[The request] Pull out every line below holding the word "title".

[Data for this exercise]
----------------------------------------

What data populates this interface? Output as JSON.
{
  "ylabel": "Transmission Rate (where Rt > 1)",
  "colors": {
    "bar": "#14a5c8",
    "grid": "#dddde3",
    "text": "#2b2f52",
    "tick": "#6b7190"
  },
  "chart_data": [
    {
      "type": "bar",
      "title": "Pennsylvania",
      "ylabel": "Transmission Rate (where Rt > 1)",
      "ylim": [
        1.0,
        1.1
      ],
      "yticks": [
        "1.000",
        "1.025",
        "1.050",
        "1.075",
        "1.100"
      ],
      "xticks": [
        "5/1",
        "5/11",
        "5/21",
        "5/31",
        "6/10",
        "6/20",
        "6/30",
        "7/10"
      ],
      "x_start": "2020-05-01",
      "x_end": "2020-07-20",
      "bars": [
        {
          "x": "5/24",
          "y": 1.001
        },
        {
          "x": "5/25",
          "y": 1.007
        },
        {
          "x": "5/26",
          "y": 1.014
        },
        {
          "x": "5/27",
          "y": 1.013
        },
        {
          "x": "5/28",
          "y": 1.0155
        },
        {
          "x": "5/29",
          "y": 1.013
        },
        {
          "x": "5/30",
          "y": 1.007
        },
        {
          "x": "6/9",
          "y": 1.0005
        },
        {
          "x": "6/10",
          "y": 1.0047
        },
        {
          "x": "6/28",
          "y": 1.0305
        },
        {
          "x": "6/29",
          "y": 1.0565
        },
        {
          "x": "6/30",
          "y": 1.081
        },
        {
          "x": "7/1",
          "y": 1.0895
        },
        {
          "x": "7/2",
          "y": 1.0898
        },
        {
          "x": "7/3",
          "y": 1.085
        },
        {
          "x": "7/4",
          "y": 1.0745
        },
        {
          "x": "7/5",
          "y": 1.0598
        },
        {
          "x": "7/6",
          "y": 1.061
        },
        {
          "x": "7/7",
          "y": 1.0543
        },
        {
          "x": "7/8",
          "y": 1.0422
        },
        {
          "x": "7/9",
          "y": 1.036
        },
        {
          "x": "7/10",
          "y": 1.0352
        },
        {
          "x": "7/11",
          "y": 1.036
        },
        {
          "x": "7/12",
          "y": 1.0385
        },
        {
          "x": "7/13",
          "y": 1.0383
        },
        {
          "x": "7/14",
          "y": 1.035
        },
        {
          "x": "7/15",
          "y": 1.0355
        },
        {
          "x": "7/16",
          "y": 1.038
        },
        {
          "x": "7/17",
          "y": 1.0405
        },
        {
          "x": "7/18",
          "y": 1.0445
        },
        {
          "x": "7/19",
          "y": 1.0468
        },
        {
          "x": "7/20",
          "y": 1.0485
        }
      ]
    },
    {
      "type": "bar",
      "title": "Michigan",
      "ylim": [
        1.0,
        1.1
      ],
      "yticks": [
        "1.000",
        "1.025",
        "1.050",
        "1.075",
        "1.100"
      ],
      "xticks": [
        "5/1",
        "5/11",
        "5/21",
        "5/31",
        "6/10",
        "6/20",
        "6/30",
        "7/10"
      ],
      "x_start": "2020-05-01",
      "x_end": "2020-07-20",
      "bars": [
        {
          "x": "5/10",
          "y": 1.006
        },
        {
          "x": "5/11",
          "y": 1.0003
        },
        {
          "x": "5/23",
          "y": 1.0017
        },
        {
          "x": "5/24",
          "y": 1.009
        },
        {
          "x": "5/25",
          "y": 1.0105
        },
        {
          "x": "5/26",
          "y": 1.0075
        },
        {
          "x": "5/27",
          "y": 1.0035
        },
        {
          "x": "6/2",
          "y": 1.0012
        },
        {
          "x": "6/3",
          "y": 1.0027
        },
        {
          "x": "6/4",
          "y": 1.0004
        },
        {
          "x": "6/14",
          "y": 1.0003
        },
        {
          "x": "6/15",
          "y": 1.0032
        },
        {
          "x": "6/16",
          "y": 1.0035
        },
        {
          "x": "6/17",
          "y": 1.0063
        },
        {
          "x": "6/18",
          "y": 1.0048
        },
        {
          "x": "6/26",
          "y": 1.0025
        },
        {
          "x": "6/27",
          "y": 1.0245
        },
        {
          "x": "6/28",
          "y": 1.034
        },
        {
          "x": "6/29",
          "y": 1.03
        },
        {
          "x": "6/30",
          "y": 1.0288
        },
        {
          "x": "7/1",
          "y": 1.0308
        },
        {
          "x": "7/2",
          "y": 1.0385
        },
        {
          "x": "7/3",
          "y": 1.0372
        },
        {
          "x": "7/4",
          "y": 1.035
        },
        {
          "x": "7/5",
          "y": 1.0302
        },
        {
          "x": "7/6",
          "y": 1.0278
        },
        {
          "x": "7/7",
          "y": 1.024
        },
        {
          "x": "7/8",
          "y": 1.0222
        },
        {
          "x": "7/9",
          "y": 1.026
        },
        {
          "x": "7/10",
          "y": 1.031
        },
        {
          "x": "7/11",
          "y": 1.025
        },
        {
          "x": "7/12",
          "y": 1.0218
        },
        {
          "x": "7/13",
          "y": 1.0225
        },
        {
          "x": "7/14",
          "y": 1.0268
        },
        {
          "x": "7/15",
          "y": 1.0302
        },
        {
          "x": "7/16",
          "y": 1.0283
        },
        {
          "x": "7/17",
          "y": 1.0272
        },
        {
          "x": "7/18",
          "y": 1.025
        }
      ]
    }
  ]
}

----------------------------------------

[Result]
      "title": "Pennsylvania",
      "title": "Michigan",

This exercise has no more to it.